* _Text block_
=== Begin Enclosure ===

EVs don’t help the environment much unless the electricity is being produced in green, alternative ways, and solar homes won’t become common until they’re more affordable. Elon Musk of Tesla and his cousin Lyndon Rive of SolarCity are trying to power those potential markets with multiple uses of the planned Nevada Gigafactory. From “The Musk Family Plan for Transforming the World’s Energy,” Christopher Mims’ new WSJ piece:
“Thanks to the economies of scale that will come from Tesla’s gigafactory, within 10 years every solar system that SolarCity sells will come with a battery-storage system, says Mr. Rive, and it will still produce energy cheaper than what is available from the local utility company.
Mr. Musk also noted that in any future in which a country switches fully to electric cars, its electricity consumption will roughly double. That could either mean more utilities, and more transmission lines, or a rollout of solar—exactly the sort that SolarCity hopes for.
America’s solar energy generating capacity has grown at around 40% a year, says Mr. Rive. ‘So if you just do the math, at 40% growth in 10 years time that’s 170 gigawatts a year,’ says Mr. Rive. That’s equivalent to the electricity consumption of about 5 million homes, which is still ‘not that much,’ he says, when compared with overall demand for electricity. ‘It’s almost an infinite market in our lifetimes.’
There are almost innumerable barriers to the realization of Messrs. Musk and Rive’s plan.”

=== End Enclosure ===

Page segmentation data

=== Begin Enclosure ===

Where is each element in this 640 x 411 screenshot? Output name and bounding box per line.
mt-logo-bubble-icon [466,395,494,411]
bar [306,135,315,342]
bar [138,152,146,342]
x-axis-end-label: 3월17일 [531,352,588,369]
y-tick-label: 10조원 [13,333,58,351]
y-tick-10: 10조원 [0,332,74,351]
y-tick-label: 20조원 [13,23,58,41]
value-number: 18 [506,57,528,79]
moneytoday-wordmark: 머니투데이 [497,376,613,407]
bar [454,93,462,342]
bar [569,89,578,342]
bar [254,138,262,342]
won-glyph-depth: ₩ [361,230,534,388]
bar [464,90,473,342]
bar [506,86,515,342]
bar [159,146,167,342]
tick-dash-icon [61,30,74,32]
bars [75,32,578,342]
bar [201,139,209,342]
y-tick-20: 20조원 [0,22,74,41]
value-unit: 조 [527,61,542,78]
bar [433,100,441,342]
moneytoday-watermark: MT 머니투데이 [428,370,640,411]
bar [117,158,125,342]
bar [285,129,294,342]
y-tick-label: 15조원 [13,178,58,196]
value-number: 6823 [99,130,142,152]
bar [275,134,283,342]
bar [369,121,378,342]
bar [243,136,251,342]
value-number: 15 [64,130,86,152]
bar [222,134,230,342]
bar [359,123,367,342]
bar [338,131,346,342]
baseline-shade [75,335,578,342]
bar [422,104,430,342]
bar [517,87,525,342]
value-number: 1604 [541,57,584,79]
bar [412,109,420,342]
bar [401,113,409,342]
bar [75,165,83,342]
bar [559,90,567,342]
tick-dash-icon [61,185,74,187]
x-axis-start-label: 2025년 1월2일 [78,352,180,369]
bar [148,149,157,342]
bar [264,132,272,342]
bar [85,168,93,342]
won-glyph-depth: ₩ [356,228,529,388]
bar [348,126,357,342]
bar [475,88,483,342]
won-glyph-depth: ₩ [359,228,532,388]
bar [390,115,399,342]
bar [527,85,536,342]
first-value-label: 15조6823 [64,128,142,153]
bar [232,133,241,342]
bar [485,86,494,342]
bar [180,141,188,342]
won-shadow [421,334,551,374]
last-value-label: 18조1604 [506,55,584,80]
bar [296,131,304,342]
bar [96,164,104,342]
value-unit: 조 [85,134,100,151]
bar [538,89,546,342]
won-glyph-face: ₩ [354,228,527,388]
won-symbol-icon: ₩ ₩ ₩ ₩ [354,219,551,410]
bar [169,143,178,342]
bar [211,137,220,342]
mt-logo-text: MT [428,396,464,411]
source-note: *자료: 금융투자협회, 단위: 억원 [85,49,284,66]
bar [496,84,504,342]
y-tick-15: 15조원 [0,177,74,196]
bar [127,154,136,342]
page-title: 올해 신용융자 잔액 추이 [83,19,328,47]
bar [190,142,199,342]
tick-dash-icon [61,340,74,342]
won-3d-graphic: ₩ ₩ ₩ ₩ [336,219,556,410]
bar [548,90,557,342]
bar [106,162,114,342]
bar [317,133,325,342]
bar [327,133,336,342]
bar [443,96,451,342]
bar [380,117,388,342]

=== End Enclosure ===

* _List of tasks_
1. In the text on the Musk family energy plan, how much would a country's electricity consumption change if it switched fully to electric cars?
2. Write out everything in the text on the Musk family energy plan from "Mr. Musk also" down to "SolarCity hopes for.".
3. Using the text on the Musk family energy plan, explain how Mr. Rive expects every SolarCity system to include battery storage within 10 years and still produce energy more cheaply than the local utility.

* _Answers to the problems_
1. It would roughly double.

2.
Mr. Musk also noted that in any future in which a country switches fully to electric cars, its electricity consumption will roughly double. That could either mean more utilities, and more transmission lines, or a rollout of solar—exactly the sort that SolarCity hopes for.

3. He credits the economies of scale that will come from Tesla's gigafactory. Those savings will let each SolarCity system include a battery-storage system and still produce energy more cheaply than the local utility.